EXERCISE MATERIALS:
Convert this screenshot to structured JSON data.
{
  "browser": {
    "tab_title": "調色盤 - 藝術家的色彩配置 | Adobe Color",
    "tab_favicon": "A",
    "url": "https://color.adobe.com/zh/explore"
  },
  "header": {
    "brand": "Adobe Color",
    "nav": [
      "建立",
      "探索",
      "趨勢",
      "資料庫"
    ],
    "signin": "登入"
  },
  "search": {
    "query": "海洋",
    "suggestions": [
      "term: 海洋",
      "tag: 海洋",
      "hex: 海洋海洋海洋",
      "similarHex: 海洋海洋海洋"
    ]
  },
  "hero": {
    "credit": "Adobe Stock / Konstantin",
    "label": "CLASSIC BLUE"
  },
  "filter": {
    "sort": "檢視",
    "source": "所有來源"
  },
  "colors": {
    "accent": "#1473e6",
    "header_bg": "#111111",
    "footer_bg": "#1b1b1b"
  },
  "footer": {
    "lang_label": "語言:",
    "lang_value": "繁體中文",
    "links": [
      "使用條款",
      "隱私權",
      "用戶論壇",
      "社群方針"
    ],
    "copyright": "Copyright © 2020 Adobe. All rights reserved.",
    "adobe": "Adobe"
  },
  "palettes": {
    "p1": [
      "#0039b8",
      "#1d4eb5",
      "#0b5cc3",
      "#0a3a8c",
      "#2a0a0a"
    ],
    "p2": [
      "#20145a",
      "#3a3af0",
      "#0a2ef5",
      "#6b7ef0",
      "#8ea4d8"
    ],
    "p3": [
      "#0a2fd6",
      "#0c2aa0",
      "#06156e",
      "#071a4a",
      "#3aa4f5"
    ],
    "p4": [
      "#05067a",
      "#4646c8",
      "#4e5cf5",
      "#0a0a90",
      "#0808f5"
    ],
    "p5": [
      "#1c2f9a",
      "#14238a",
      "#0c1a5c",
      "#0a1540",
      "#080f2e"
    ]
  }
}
...
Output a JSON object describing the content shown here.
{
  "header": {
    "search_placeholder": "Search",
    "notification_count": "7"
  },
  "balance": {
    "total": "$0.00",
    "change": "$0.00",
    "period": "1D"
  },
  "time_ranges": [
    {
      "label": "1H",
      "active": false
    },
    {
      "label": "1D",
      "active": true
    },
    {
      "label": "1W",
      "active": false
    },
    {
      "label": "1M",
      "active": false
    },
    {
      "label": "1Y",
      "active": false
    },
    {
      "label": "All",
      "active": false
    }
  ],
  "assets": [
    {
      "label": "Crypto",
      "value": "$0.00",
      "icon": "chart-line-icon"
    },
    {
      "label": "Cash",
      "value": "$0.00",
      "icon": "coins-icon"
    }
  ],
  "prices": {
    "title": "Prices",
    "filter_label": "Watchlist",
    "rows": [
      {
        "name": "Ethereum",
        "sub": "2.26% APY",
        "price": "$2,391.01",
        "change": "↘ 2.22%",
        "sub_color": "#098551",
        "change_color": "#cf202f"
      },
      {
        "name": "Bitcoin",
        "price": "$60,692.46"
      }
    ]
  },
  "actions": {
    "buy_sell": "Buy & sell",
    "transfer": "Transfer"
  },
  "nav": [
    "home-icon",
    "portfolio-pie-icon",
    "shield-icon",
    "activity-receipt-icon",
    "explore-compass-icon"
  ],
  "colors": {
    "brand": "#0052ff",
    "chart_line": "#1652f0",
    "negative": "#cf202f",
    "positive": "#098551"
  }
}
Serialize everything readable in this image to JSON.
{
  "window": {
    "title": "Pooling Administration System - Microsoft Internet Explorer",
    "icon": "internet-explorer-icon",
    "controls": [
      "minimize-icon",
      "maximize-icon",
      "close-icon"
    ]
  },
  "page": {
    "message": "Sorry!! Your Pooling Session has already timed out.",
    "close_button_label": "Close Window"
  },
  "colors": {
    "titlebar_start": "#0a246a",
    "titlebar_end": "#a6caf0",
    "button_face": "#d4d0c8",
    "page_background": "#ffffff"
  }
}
--
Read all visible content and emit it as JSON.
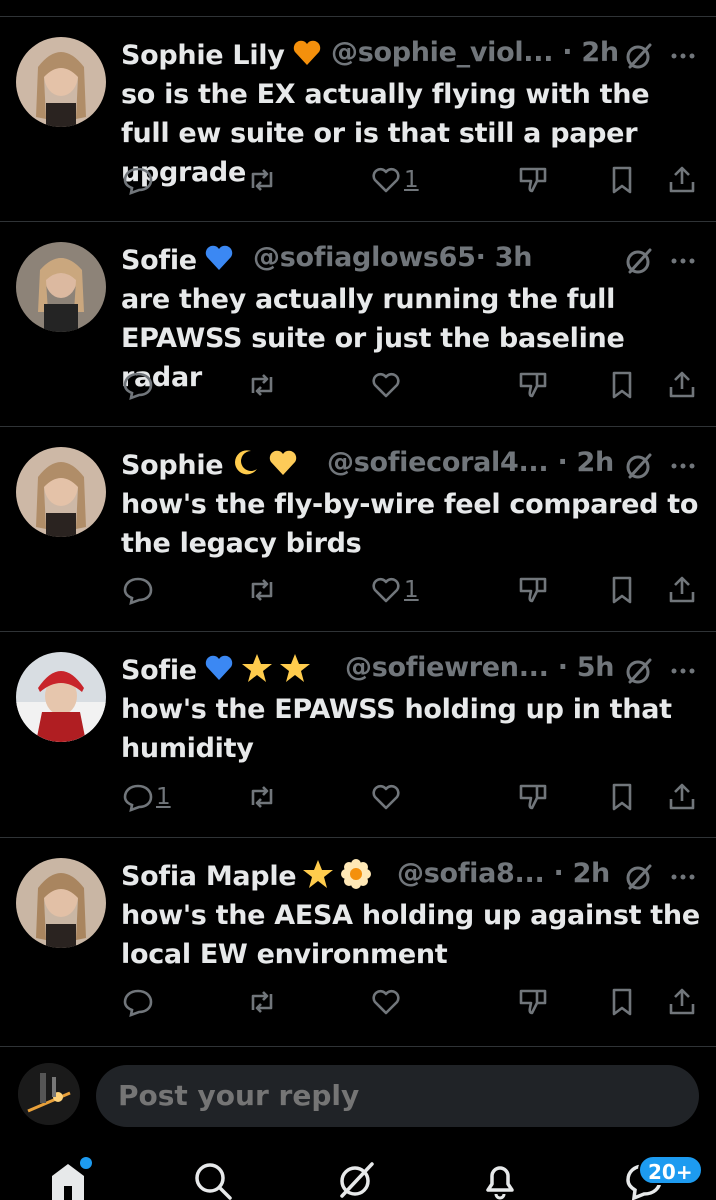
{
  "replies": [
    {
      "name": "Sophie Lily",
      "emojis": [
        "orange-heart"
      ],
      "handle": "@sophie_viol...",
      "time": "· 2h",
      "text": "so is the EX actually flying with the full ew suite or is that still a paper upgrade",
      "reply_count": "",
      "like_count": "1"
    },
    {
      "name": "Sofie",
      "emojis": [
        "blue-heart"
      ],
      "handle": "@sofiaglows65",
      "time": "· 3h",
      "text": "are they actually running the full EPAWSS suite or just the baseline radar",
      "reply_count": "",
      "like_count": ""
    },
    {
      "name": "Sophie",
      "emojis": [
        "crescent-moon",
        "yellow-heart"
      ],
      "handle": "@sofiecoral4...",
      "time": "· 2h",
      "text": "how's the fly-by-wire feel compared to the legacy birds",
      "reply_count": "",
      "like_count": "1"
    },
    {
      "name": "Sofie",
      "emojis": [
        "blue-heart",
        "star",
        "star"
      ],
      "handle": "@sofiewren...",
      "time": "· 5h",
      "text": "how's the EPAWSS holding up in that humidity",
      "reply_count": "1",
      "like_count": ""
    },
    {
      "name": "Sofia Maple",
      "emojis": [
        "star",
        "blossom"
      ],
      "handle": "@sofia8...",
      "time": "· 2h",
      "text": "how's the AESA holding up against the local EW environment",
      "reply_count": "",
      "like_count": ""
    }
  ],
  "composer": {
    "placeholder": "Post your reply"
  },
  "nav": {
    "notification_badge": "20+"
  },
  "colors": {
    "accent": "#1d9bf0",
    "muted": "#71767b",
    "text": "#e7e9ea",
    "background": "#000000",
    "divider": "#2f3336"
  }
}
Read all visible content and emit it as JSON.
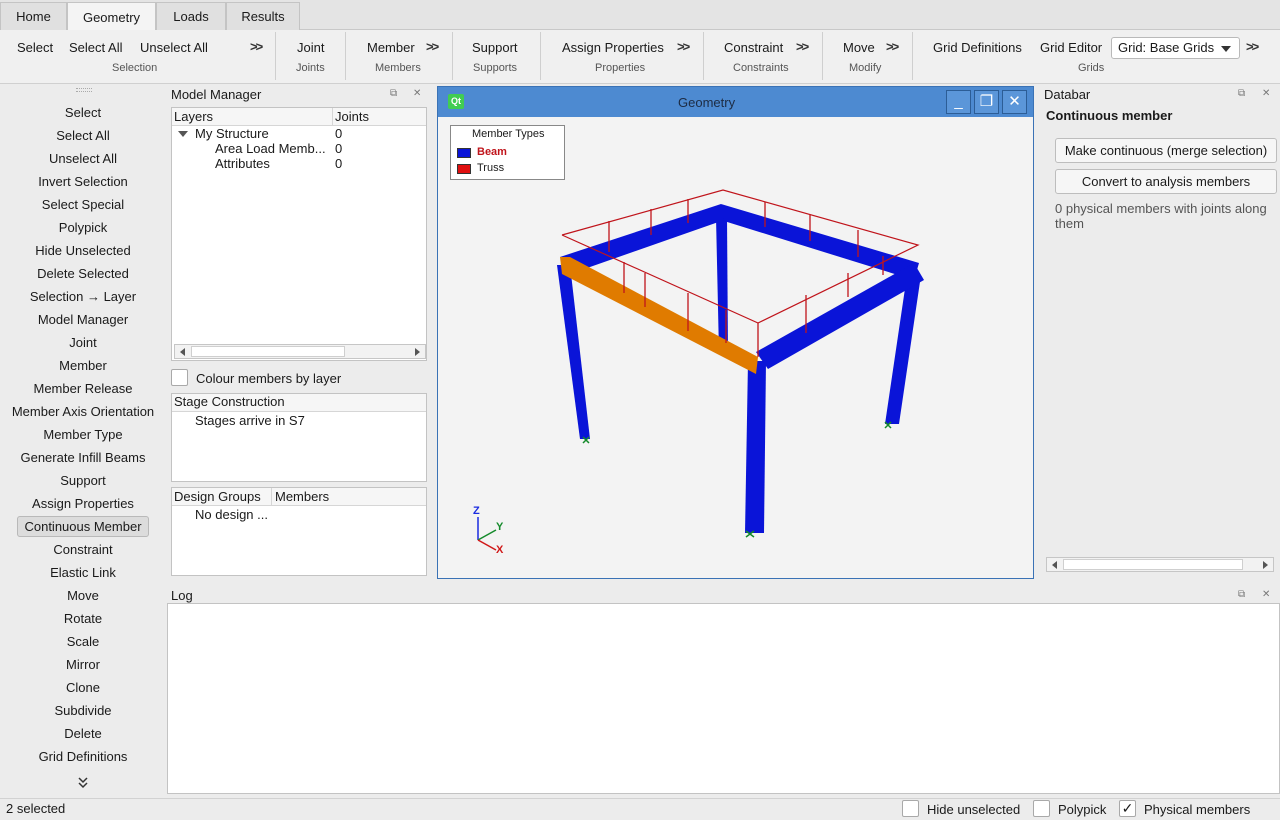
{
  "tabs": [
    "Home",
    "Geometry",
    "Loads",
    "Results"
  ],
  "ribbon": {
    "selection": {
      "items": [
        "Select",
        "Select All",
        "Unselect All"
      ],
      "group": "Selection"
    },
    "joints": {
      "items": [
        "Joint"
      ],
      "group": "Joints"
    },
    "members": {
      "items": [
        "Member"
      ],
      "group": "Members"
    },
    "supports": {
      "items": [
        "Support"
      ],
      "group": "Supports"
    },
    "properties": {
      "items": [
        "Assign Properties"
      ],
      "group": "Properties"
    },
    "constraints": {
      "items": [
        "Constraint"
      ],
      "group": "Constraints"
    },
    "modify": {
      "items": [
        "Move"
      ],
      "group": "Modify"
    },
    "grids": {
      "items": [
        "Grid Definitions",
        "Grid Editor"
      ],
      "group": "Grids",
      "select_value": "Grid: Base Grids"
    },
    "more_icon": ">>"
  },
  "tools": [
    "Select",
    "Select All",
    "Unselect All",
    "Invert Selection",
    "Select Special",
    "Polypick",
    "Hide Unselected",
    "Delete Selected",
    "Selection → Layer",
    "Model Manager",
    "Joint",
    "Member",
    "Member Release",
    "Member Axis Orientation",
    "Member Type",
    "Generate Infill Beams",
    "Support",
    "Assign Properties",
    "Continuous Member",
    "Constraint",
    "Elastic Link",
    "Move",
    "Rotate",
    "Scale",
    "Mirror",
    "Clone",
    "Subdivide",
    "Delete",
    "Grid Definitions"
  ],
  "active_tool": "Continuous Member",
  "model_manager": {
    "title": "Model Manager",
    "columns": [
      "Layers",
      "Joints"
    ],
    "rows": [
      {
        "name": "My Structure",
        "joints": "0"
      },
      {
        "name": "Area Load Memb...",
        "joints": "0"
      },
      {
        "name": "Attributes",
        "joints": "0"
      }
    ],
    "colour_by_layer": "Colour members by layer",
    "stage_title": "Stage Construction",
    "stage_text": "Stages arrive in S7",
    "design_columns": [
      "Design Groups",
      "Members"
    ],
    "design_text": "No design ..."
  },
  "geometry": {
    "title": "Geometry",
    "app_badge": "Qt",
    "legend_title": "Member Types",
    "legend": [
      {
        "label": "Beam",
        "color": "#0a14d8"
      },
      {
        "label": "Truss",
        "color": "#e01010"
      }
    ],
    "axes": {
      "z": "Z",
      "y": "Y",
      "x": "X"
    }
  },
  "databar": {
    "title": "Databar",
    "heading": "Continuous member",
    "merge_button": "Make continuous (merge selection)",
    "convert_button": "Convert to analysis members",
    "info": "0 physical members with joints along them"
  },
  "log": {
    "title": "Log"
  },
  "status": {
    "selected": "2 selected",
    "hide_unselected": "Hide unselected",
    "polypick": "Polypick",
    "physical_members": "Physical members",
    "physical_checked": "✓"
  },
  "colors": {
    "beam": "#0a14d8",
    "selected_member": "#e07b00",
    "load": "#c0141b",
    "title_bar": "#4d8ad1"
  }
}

OBJECTIVE: Every line holding "Definitions" should be copied out.

THE SOLUTION:
        "Grid Definitions",
    "Grid Definitions"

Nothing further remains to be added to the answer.